PROBLEM TO WORK ON>
Can you transcribe the data exactly? Leave the pictures out.

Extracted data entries
════════════════

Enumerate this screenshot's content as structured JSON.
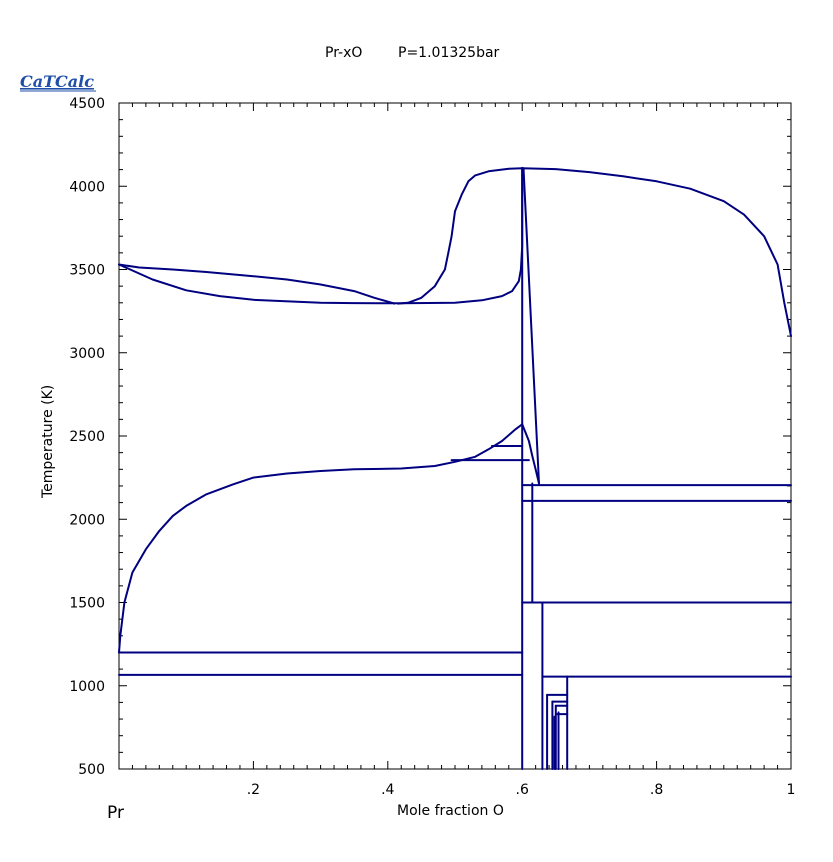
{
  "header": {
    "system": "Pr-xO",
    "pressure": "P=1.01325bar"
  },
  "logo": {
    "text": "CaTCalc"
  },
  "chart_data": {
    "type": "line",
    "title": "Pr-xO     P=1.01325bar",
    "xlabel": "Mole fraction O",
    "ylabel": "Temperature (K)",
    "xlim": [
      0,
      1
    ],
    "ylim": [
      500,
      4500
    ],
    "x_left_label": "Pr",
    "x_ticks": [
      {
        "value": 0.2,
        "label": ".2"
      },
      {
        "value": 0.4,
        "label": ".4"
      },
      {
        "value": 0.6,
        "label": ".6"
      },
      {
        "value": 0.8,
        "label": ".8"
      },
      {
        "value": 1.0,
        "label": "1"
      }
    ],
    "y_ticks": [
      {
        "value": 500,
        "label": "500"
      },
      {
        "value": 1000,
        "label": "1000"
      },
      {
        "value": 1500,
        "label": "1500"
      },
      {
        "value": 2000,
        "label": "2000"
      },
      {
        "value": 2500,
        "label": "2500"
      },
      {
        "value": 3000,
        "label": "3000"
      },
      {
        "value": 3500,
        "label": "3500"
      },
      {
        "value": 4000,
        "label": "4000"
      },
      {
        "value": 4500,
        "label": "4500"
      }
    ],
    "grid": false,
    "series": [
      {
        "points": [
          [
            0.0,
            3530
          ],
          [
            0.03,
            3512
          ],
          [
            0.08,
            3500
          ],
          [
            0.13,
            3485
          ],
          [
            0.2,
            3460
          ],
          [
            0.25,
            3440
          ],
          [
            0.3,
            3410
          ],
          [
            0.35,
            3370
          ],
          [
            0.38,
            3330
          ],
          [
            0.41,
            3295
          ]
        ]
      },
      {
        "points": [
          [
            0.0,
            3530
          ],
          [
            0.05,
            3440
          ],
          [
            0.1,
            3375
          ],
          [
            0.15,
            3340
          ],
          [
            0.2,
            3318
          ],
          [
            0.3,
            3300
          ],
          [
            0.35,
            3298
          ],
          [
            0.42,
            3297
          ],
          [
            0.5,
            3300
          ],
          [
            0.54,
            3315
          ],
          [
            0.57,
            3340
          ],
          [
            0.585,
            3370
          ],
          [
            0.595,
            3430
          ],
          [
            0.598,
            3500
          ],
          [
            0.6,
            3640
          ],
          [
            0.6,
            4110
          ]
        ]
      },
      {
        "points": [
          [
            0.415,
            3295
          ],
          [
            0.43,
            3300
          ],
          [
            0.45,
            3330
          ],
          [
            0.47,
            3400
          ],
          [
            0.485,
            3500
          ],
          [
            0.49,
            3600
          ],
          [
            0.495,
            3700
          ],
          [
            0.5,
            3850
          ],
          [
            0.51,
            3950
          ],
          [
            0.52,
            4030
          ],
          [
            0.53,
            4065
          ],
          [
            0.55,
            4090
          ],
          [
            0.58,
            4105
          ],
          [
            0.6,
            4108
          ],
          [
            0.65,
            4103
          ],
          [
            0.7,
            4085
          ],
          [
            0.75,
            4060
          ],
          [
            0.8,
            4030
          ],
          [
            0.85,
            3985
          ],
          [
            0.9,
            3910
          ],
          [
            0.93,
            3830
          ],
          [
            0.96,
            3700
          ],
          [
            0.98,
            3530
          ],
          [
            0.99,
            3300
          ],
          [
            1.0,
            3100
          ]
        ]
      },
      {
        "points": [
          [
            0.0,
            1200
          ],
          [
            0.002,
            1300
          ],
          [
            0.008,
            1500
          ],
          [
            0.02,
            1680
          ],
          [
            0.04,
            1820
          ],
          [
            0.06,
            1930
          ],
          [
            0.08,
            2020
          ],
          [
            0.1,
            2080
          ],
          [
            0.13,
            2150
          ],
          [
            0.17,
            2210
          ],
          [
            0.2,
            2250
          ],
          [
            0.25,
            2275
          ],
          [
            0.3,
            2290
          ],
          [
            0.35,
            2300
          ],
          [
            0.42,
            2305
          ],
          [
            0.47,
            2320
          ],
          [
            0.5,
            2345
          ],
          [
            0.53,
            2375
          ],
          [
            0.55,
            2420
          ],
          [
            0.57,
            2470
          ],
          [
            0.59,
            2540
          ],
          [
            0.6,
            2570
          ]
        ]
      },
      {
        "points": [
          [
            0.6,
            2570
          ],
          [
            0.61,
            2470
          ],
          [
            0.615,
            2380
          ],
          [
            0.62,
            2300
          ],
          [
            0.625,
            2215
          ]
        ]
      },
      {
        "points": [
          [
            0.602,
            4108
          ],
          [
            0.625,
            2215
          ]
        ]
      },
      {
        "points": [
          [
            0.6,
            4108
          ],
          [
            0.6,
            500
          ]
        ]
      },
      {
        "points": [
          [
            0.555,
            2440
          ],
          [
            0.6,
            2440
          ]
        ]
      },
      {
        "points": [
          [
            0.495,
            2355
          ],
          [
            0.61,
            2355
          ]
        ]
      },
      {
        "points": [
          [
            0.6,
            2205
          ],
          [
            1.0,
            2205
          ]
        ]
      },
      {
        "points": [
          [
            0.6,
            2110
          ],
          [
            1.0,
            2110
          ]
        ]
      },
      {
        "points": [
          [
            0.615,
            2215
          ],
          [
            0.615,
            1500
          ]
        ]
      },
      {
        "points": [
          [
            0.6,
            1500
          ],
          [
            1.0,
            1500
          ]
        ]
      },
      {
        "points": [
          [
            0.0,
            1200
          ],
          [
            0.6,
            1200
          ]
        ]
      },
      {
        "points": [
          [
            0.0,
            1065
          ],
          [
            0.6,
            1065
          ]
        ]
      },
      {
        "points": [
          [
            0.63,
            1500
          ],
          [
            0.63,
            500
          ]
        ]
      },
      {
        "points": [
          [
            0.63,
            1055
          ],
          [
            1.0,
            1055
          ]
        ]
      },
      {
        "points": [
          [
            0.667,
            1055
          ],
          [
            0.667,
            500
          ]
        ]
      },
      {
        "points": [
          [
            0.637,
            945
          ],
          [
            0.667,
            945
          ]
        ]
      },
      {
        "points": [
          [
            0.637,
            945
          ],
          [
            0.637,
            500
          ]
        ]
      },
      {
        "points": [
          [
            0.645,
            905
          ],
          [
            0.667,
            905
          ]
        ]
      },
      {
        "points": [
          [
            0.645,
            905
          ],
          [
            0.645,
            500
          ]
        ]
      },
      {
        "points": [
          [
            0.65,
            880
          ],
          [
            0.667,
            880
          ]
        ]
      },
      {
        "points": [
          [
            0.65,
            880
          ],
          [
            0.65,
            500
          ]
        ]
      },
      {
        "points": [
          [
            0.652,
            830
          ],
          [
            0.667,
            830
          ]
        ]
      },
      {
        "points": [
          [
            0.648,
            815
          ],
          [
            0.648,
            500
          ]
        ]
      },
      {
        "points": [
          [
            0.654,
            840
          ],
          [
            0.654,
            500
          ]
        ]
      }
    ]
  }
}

════════════════

CORRECT OUTPUT>
Enumerate this screenshot's content as structured JSON.
{
  "header": {
    "system": "Pr-xO",
    "pressure": "P=1.01325bar"
  },
  "logo": {
    "text": "CaTCalc"
  },
  "chart_data": {
    "type": "line",
    "title": "Pr-xO     P=1.01325bar",
    "xlabel": "Mole fraction O",
    "ylabel": "Temperature (K)",
    "xlim": [
      0,
      1
    ],
    "ylim": [
      500,
      4500
    ],
    "x_left_label": "Pr",
    "x_ticks": [
      {
        "value": 0.2,
        "label": ".2"
      },
      {
        "value": 0.4,
        "label": ".4"
      },
      {
        "value": 0.6,
        "label": ".6"
      },
      {
        "value": 0.8,
        "label": ".8"
      },
      {
        "value": 1.0,
        "label": "1"
      }
    ],
    "y_ticks": [
      {
        "value": 500,
        "label": "500"
      },
      {
        "value": 1000,
        "label": "1000"
      },
      {
        "value": 1500,
        "label": "1500"
      },
      {
        "value": 2000,
        "label": "2000"
      },
      {
        "value": 2500,
        "label": "2500"
      },
      {
        "value": 3000,
        "label": "3000"
      },
      {
        "value": 3500,
        "label": "3500"
      },
      {
        "value": 4000,
        "label": "4000"
      },
      {
        "value": 4500,
        "label": "4500"
      }
    ],
    "grid": false,
    "series": [
      {
        "points": [
          [
            0.0,
            3530
          ],
          [
            0.03,
            3512
          ],
          [
            0.08,
            3500
          ],
          [
            0.13,
            3485
          ],
          [
            0.2,
            3460
          ],
          [
            0.25,
            3440
          ],
          [
            0.3,
            3410
          ],
          [
            0.35,
            3370
          ],
          [
            0.38,
            3330
          ],
          [
            0.41,
            3295
          ]
        ]
      },
      {
        "points": [
          [
            0.0,
            3530
          ],
          [
            0.05,
            3440
          ],
          [
            0.1,
            3375
          ],
          [
            0.15,
            3340
          ],
          [
            0.2,
            3318
          ],
          [
            0.3,
            3300
          ],
          [
            0.35,
            3298
          ],
          [
            0.42,
            3297
          ],
          [
            0.5,
            3300
          ],
          [
            0.54,
            3315
          ],
          [
            0.57,
            3340
          ],
          [
            0.585,
            3370
          ],
          [
            0.595,
            3430
          ],
          [
            0.598,
            3500
          ],
          [
            0.6,
            3640
          ],
          [
            0.6,
            4110
          ]
        ]
      },
      {
        "points": [
          [
            0.415,
            3295
          ],
          [
            0.43,
            3300
          ],
          [
            0.45,
            3330
          ],
          [
            0.47,
            3400
          ],
          [
            0.485,
            3500
          ],
          [
            0.49,
            3600
          ],
          [
            0.495,
            3700
          ],
          [
            0.5,
            3850
          ],
          [
            0.51,
            3950
          ],
          [
            0.52,
            4030
          ],
          [
            0.53,
            4065
          ],
          [
            0.55,
            4090
          ],
          [
            0.58,
            4105
          ],
          [
            0.6,
            4108
          ],
          [
            0.65,
            4103
          ],
          [
            0.7,
            4085
          ],
          [
            0.75,
            4060
          ],
          [
            0.8,
            4030
          ],
          [
            0.85,
            3985
          ],
          [
            0.9,
            3910
          ],
          [
            0.93,
            3830
          ],
          [
            0.96,
            3700
          ],
          [
            0.98,
            3530
          ],
          [
            0.99,
            3300
          ],
          [
            1.0,
            3100
          ]
        ]
      },
      {
        "points": [
          [
            0.0,
            1200
          ],
          [
            0.002,
            1300
          ],
          [
            0.008,
            1500
          ],
          [
            0.02,
            1680
          ],
          [
            0.04,
            1820
          ],
          [
            0.06,
            1930
          ],
          [
            0.08,
            2020
          ],
          [
            0.1,
            2080
          ],
          [
            0.13,
            2150
          ],
          [
            0.17,
            2210
          ],
          [
            0.2,
            2250
          ],
          [
            0.25,
            2275
          ],
          [
            0.3,
            2290
          ],
          [
            0.35,
            2300
          ],
          [
            0.42,
            2305
          ],
          [
            0.47,
            2320
          ],
          [
            0.5,
            2345
          ],
          [
            0.53,
            2375
          ],
          [
            0.55,
            2420
          ],
          [
            0.57,
            2470
          ],
          [
            0.59,
            2540
          ],
          [
            0.6,
            2570
          ]
        ]
      },
      {
        "points": [
          [
            0.6,
            2570
          ],
          [
            0.61,
            2470
          ],
          [
            0.615,
            2380
          ],
          [
            0.62,
            2300
          ],
          [
            0.625,
            2215
          ]
        ]
      },
      {
        "points": [
          [
            0.602,
            4108
          ],
          [
            0.625,
            2215
          ]
        ]
      },
      {
        "points": [
          [
            0.6,
            4108
          ],
          [
            0.6,
            500
          ]
        ]
      },
      {
        "points": [
          [
            0.555,
            2440
          ],
          [
            0.6,
            2440
          ]
        ]
      },
      {
        "points": [
          [
            0.495,
            2355
          ],
          [
            0.61,
            2355
          ]
        ]
      },
      {
        "points": [
          [
            0.6,
            2205
          ],
          [
            1.0,
            2205
          ]
        ]
      },
      {
        "points": [
          [
            0.6,
            2110
          ],
          [
            1.0,
            2110
          ]
        ]
      },
      {
        "points": [
          [
            0.615,
            2215
          ],
          [
            0.615,
            1500
          ]
        ]
      },
      {
        "points": [
          [
            0.6,
            1500
          ],
          [
            1.0,
            1500
          ]
        ]
      },
      {
        "points": [
          [
            0.0,
            1200
          ],
          [
            0.6,
            1200
          ]
        ]
      },
      {
        "points": [
          [
            0.0,
            1065
          ],
          [
            0.6,
            1065
          ]
        ]
      },
      {
        "points": [
          [
            0.63,
            1500
          ],
          [
            0.63,
            500
          ]
        ]
      },
      {
        "points": [
          [
            0.63,
            1055
          ],
          [
            1.0,
            1055
          ]
        ]
      },
      {
        "points": [
          [
            0.667,
            1055
          ],
          [
            0.667,
            500
          ]
        ]
      },
      {
        "points": [
          [
            0.637,
            945
          ],
          [
            0.667,
            945
          ]
        ]
      },
      {
        "points": [
          [
            0.637,
            945
          ],
          [
            0.637,
            500
          ]
        ]
      },
      {
        "points": [
          [
            0.645,
            905
          ],
          [
            0.667,
            905
          ]
        ]
      },
      {
        "points": [
          [
            0.645,
            905
          ],
          [
            0.645,
            500
          ]
        ]
      },
      {
        "points": [
          [
            0.65,
            880
          ],
          [
            0.667,
            880
          ]
        ]
      },
      {
        "points": [
          [
            0.65,
            880
          ],
          [
            0.65,
            500
          ]
        ]
      },
      {
        "points": [
          [
            0.652,
            830
          ],
          [
            0.667,
            830
          ]
        ]
      },
      {
        "points": [
          [
            0.648,
            815
          ],
          [
            0.648,
            500
          ]
        ]
      },
      {
        "points": [
          [
            0.654,
            840
          ],
          [
            0.654,
            500
          ]
        ]
      }
    ]
  }
}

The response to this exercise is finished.